- [OBJECTIVE]: Write out the listing below exactly, and omit any images you find in it.

- [SOURCE MATERIAL]:
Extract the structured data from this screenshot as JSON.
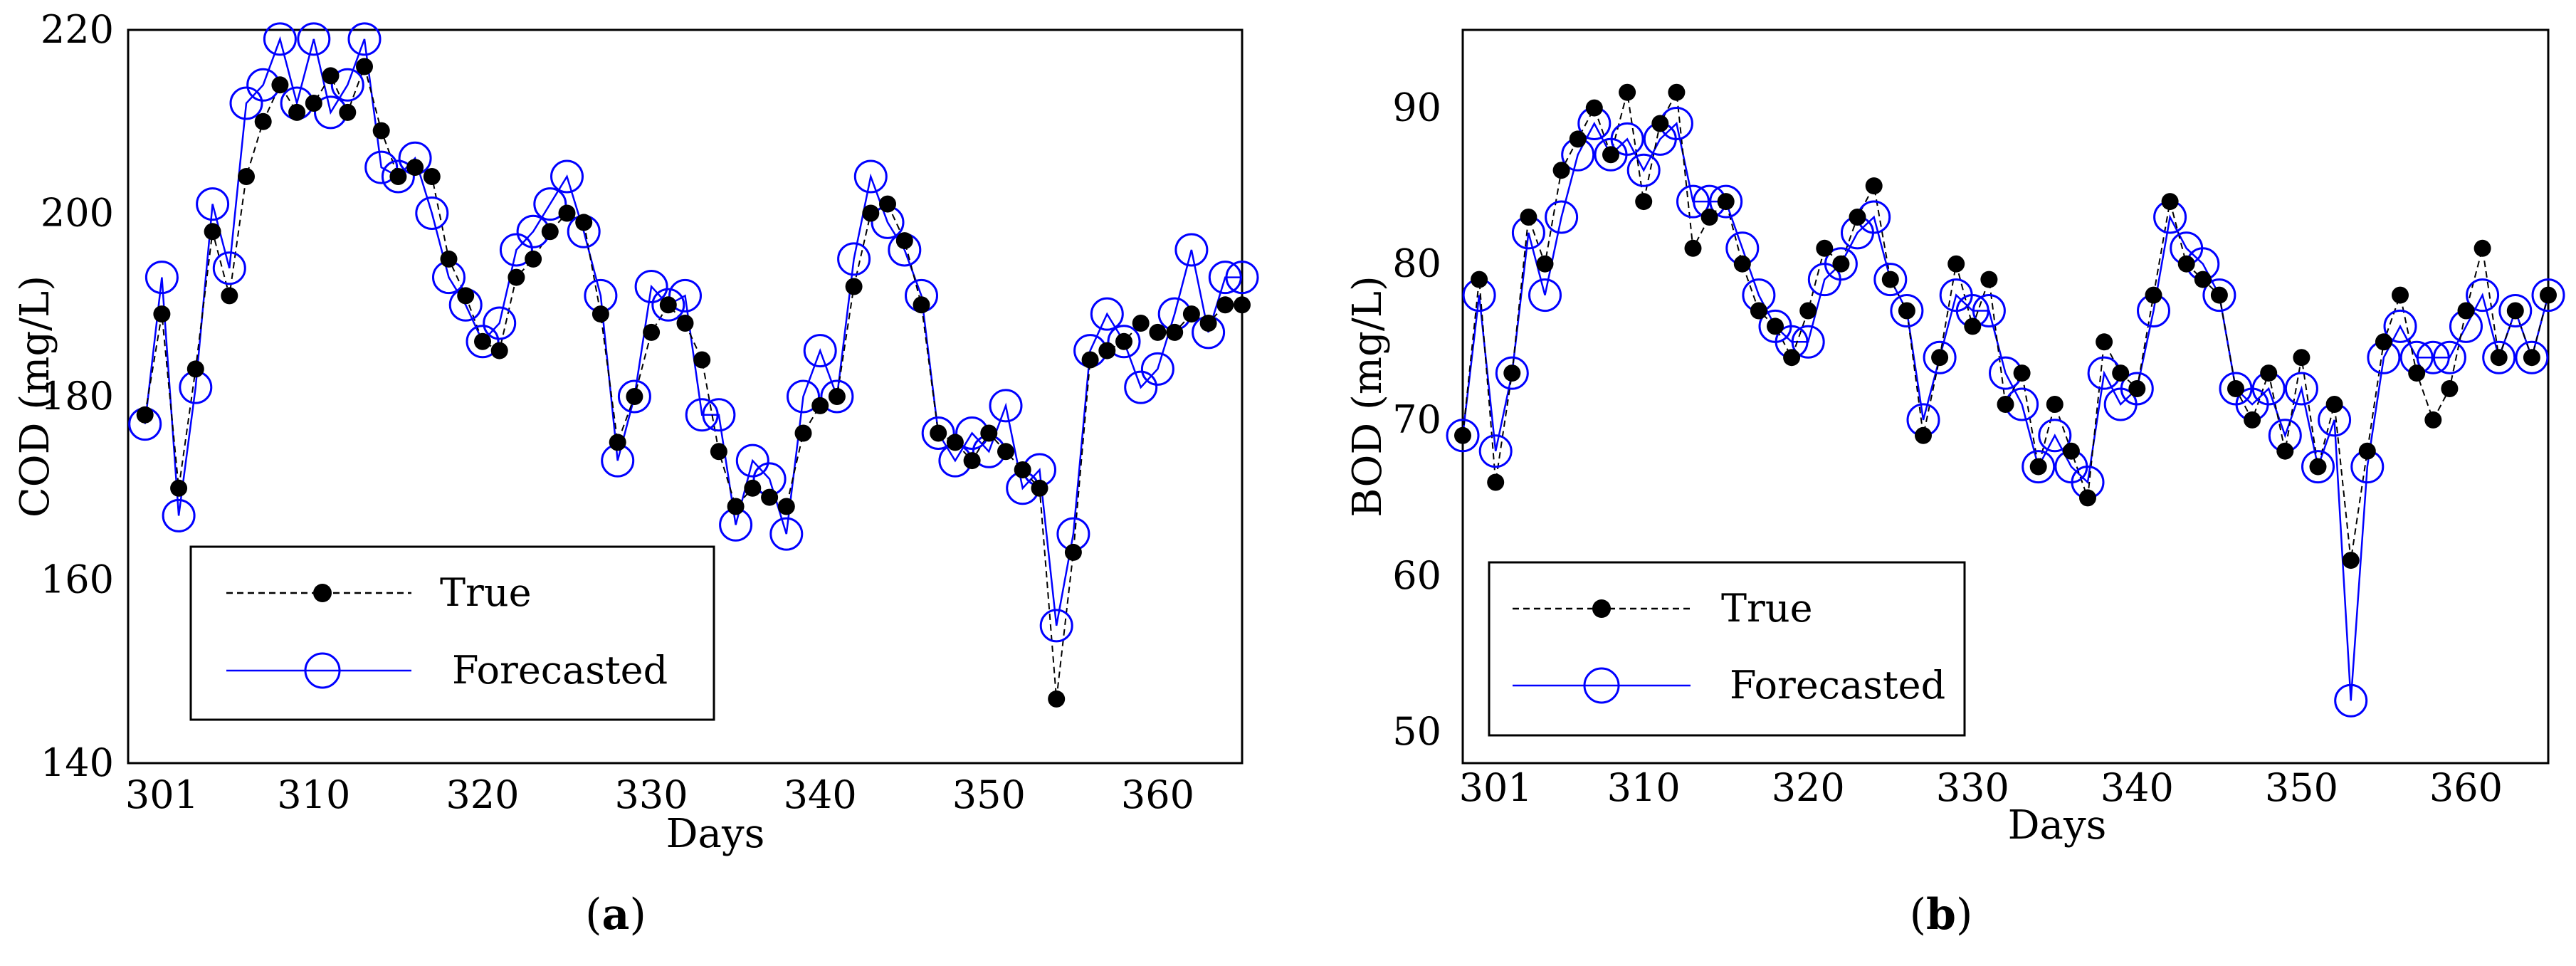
{
  "chart_data": [
    {
      "type": "line",
      "panel_label": "a",
      "caption_open": "(",
      "caption_close": ")",
      "ylabel": "COD (mg/L)",
      "xlabel": "Days",
      "xlim": [
        299,
        365
      ],
      "ylim": [
        140,
        220
      ],
      "x_ticks": [
        {
          "value": 301,
          "label": "301"
        },
        {
          "value": 310,
          "label": "310"
        },
        {
          "value": 320,
          "label": "320"
        },
        {
          "value": 330,
          "label": "330"
        },
        {
          "value": 340,
          "label": "340"
        },
        {
          "value": 350,
          "label": "350"
        },
        {
          "value": 360,
          "label": "360"
        }
      ],
      "y_ticks": [
        {
          "value": 140,
          "label": "140"
        },
        {
          "value": 160,
          "label": "160"
        },
        {
          "value": 180,
          "label": "180"
        },
        {
          "value": 200,
          "label": "200"
        },
        {
          "value": 220,
          "label": "220"
        }
      ],
      "x": [
        300,
        301,
        302,
        303,
        304,
        305,
        306,
        307,
        308,
        309,
        310,
        311,
        312,
        313,
        314,
        315,
        316,
        317,
        318,
        319,
        320,
        321,
        322,
        323,
        324,
        325,
        326,
        327,
        328,
        329,
        330,
        331,
        332,
        333,
        334,
        335,
        336,
        337,
        338,
        339,
        340,
        341,
        342,
        343,
        344,
        345,
        346,
        347,
        348,
        349,
        350,
        351,
        352,
        353,
        354,
        355,
        356,
        357,
        358,
        359,
        360,
        361,
        362,
        363,
        364,
        365
      ],
      "series": [
        {
          "name": "True",
          "values": [
            178,
            189,
            170,
            183,
            198,
            191,
            204,
            210,
            214,
            211,
            212,
            215,
            211,
            216,
            209,
            204,
            205,
            204,
            195,
            191,
            186,
            185,
            193,
            195,
            198,
            200,
            199,
            189,
            175,
            180,
            187,
            190,
            188,
            184,
            174,
            168,
            170,
            169,
            168,
            176,
            179,
            180,
            192,
            200,
            201,
            197,
            190,
            176,
            175,
            173,
            176,
            174,
            172,
            170,
            147,
            163,
            184,
            185,
            186,
            188,
            187,
            187,
            189,
            188,
            190,
            190
          ],
          "color": "#000000",
          "linestyle": "dashed",
          "marker": "filled-circle"
        },
        {
          "name": "Forecasted",
          "values": [
            177,
            193,
            167,
            181,
            201,
            194,
            212,
            214,
            219,
            212,
            219,
            211,
            214,
            219,
            205,
            204,
            206,
            200,
            193,
            190,
            186,
            188,
            196,
            198,
            201,
            204,
            198,
            191,
            173,
            180,
            192,
            190,
            191,
            178,
            178,
            166,
            173,
            171,
            165,
            180,
            185,
            180,
            195,
            204,
            199,
            196,
            191,
            176,
            173,
            176,
            174,
            179,
            170,
            172,
            155,
            165,
            185,
            189,
            186,
            181,
            183,
            189,
            196,
            187,
            193,
            193
          ],
          "color": "#0000ff",
          "linestyle": "solid",
          "marker": "open-circle"
        }
      ],
      "legend": {
        "position": "lower-left",
        "entries": [
          "True",
          "Forecasted"
        ]
      }
    },
    {
      "type": "line",
      "panel_label": "b",
      "caption_open": "(",
      "caption_close": ")",
      "ylabel": "BOD (mg/L)",
      "xlabel": "Days",
      "xlim": [
        299,
        365
      ],
      "ylim": [
        48,
        95
      ],
      "x_ticks": [
        {
          "value": 301,
          "label": "301"
        },
        {
          "value": 310,
          "label": "310"
        },
        {
          "value": 320,
          "label": "320"
        },
        {
          "value": 330,
          "label": "330"
        },
        {
          "value": 340,
          "label": "340"
        },
        {
          "value": 350,
          "label": "350"
        },
        {
          "value": 360,
          "label": "360"
        }
      ],
      "y_ticks": [
        {
          "value": 50,
          "label": "50"
        },
        {
          "value": 60,
          "label": "60"
        },
        {
          "value": 70,
          "label": "70"
        },
        {
          "value": 80,
          "label": "80"
        },
        {
          "value": 90,
          "label": "90"
        }
      ],
      "x": [
        299,
        300,
        301,
        302,
        303,
        304,
        305,
        306,
        307,
        308,
        309,
        310,
        311,
        312,
        313,
        314,
        315,
        316,
        317,
        318,
        319,
        320,
        321,
        322,
        323,
        324,
        325,
        326,
        327,
        328,
        329,
        330,
        331,
        332,
        333,
        334,
        335,
        336,
        337,
        338,
        339,
        340,
        341,
        342,
        343,
        344,
        345,
        346,
        347,
        348,
        349,
        350,
        351,
        352,
        353,
        354,
        355,
        356,
        357,
        358,
        359,
        360,
        361,
        362,
        363,
        364,
        365
      ],
      "series": [
        {
          "name": "True",
          "values": [
            69,
            79,
            66,
            73,
            83,
            80,
            86,
            88,
            90,
            87,
            91,
            84,
            89,
            91,
            81,
            83,
            84,
            80,
            77,
            76,
            74,
            77,
            81,
            80,
            83,
            85,
            79,
            77,
            69,
            74,
            80,
            76,
            79,
            71,
            73,
            67,
            71,
            68,
            65,
            75,
            73,
            72,
            78,
            84,
            80,
            79,
            78,
            72,
            70,
            73,
            68,
            74,
            67,
            71,
            61,
            68,
            75,
            78,
            73,
            70,
            72,
            77,
            81,
            74,
            77,
            74,
            78
          ],
          "color": "#000000",
          "linestyle": "dashed",
          "marker": "filled-circle"
        },
        {
          "name": "Forecasted",
          "values": [
            69,
            78,
            68,
            73,
            82,
            78,
            83,
            87,
            89,
            87,
            88,
            86,
            88,
            89,
            84,
            84,
            84,
            81,
            78,
            76,
            75,
            75,
            79,
            80,
            82,
            83,
            79,
            77,
            70,
            74,
            78,
            77,
            77,
            73,
            71,
            67,
            69,
            67,
            66,
            73,
            71,
            72,
            77,
            83,
            81,
            80,
            78,
            72,
            71,
            72,
            69,
            72,
            67,
            70,
            52,
            67,
            74,
            76,
            74,
            74,
            74,
            76,
            78,
            74,
            77,
            74,
            78
          ],
          "color": "#0000ff",
          "linestyle": "solid",
          "marker": "open-circle"
        }
      ],
      "legend": {
        "position": "lower-left",
        "entries": [
          "True",
          "Forecasted"
        ]
      }
    }
  ]
}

- [ANSWER TO THE EXERCISE]:
Extract the structured data from this screenshot as JSON.
{
  "chart_data": [
    {
      "type": "line",
      "panel_label": "a",
      "caption_open": "(",
      "caption_close": ")",
      "ylabel": "COD (mg/L)",
      "xlabel": "Days",
      "xlim": [
        299,
        365
      ],
      "ylim": [
        140,
        220
      ],
      "x_ticks": [
        {
          "value": 301,
          "label": "301"
        },
        {
          "value": 310,
          "label": "310"
        },
        {
          "value": 320,
          "label": "320"
        },
        {
          "value": 330,
          "label": "330"
        },
        {
          "value": 340,
          "label": "340"
        },
        {
          "value": 350,
          "label": "350"
        },
        {
          "value": 360,
          "label": "360"
        }
      ],
      "y_ticks": [
        {
          "value": 140,
          "label": "140"
        },
        {
          "value": 160,
          "label": "160"
        },
        {
          "value": 180,
          "label": "180"
        },
        {
          "value": 200,
          "label": "200"
        },
        {
          "value": 220,
          "label": "220"
        }
      ],
      "x": [
        300,
        301,
        302,
        303,
        304,
        305,
        306,
        307,
        308,
        309,
        310,
        311,
        312,
        313,
        314,
        315,
        316,
        317,
        318,
        319,
        320,
        321,
        322,
        323,
        324,
        325,
        326,
        327,
        328,
        329,
        330,
        331,
        332,
        333,
        334,
        335,
        336,
        337,
        338,
        339,
        340,
        341,
        342,
        343,
        344,
        345,
        346,
        347,
        348,
        349,
        350,
        351,
        352,
        353,
        354,
        355,
        356,
        357,
        358,
        359,
        360,
        361,
        362,
        363,
        364,
        365
      ],
      "series": [
        {
          "name": "True",
          "values": [
            178,
            189,
            170,
            183,
            198,
            191,
            204,
            210,
            214,
            211,
            212,
            215,
            211,
            216,
            209,
            204,
            205,
            204,
            195,
            191,
            186,
            185,
            193,
            195,
            198,
            200,
            199,
            189,
            175,
            180,
            187,
            190,
            188,
            184,
            174,
            168,
            170,
            169,
            168,
            176,
            179,
            180,
            192,
            200,
            201,
            197,
            190,
            176,
            175,
            173,
            176,
            174,
            172,
            170,
            147,
            163,
            184,
            185,
            186,
            188,
            187,
            187,
            189,
            188,
            190,
            190
          ],
          "color": "#000000",
          "linestyle": "dashed",
          "marker": "filled-circle"
        },
        {
          "name": "Forecasted",
          "values": [
            177,
            193,
            167,
            181,
            201,
            194,
            212,
            214,
            219,
            212,
            219,
            211,
            214,
            219,
            205,
            204,
            206,
            200,
            193,
            190,
            186,
            188,
            196,
            198,
            201,
            204,
            198,
            191,
            173,
            180,
            192,
            190,
            191,
            178,
            178,
            166,
            173,
            171,
            165,
            180,
            185,
            180,
            195,
            204,
            199,
            196,
            191,
            176,
            173,
            176,
            174,
            179,
            170,
            172,
            155,
            165,
            185,
            189,
            186,
            181,
            183,
            189,
            196,
            187,
            193,
            193
          ],
          "color": "#0000ff",
          "linestyle": "solid",
          "marker": "open-circle"
        }
      ],
      "legend": {
        "position": "lower-left",
        "entries": [
          "True",
          "Forecasted"
        ]
      }
    },
    {
      "type": "line",
      "panel_label": "b",
      "caption_open": "(",
      "caption_close": ")",
      "ylabel": "BOD (mg/L)",
      "xlabel": "Days",
      "xlim": [
        299,
        365
      ],
      "ylim": [
        48,
        95
      ],
      "x_ticks": [
        {
          "value": 301,
          "label": "301"
        },
        {
          "value": 310,
          "label": "310"
        },
        {
          "value": 320,
          "label": "320"
        },
        {
          "value": 330,
          "label": "330"
        },
        {
          "value": 340,
          "label": "340"
        },
        {
          "value": 350,
          "label": "350"
        },
        {
          "value": 360,
          "label": "360"
        }
      ],
      "y_ticks": [
        {
          "value": 50,
          "label": "50"
        },
        {
          "value": 60,
          "label": "60"
        },
        {
          "value": 70,
          "label": "70"
        },
        {
          "value": 80,
          "label": "80"
        },
        {
          "value": 90,
          "label": "90"
        }
      ],
      "x": [
        299,
        300,
        301,
        302,
        303,
        304,
        305,
        306,
        307,
        308,
        309,
        310,
        311,
        312,
        313,
        314,
        315,
        316,
        317,
        318,
        319,
        320,
        321,
        322,
        323,
        324,
        325,
        326,
        327,
        328,
        329,
        330,
        331,
        332,
        333,
        334,
        335,
        336,
        337,
        338,
        339,
        340,
        341,
        342,
        343,
        344,
        345,
        346,
        347,
        348,
        349,
        350,
        351,
        352,
        353,
        354,
        355,
        356,
        357,
        358,
        359,
        360,
        361,
        362,
        363,
        364,
        365
      ],
      "series": [
        {
          "name": "True",
          "values": [
            69,
            79,
            66,
            73,
            83,
            80,
            86,
            88,
            90,
            87,
            91,
            84,
            89,
            91,
            81,
            83,
            84,
            80,
            77,
            76,
            74,
            77,
            81,
            80,
            83,
            85,
            79,
            77,
            69,
            74,
            80,
            76,
            79,
            71,
            73,
            67,
            71,
            68,
            65,
            75,
            73,
            72,
            78,
            84,
            80,
            79,
            78,
            72,
            70,
            73,
            68,
            74,
            67,
            71,
            61,
            68,
            75,
            78,
            73,
            70,
            72,
            77,
            81,
            74,
            77,
            74,
            78
          ],
          "color": "#000000",
          "linestyle": "dashed",
          "marker": "filled-circle"
        },
        {
          "name": "Forecasted",
          "values": [
            69,
            78,
            68,
            73,
            82,
            78,
            83,
            87,
            89,
            87,
            88,
            86,
            88,
            89,
            84,
            84,
            84,
            81,
            78,
            76,
            75,
            75,
            79,
            80,
            82,
            83,
            79,
            77,
            70,
            74,
            78,
            77,
            77,
            73,
            71,
            67,
            69,
            67,
            66,
            73,
            71,
            72,
            77,
            83,
            81,
            80,
            78,
            72,
            71,
            72,
            69,
            72,
            67,
            70,
            52,
            67,
            74,
            76,
            74,
            74,
            74,
            76,
            78,
            74,
            77,
            74,
            78
          ],
          "color": "#0000ff",
          "linestyle": "solid",
          "marker": "open-circle"
        }
      ],
      "legend": {
        "position": "lower-left",
        "entries": [
          "True",
          "Forecasted"
        ]
      }
    }
  ]
}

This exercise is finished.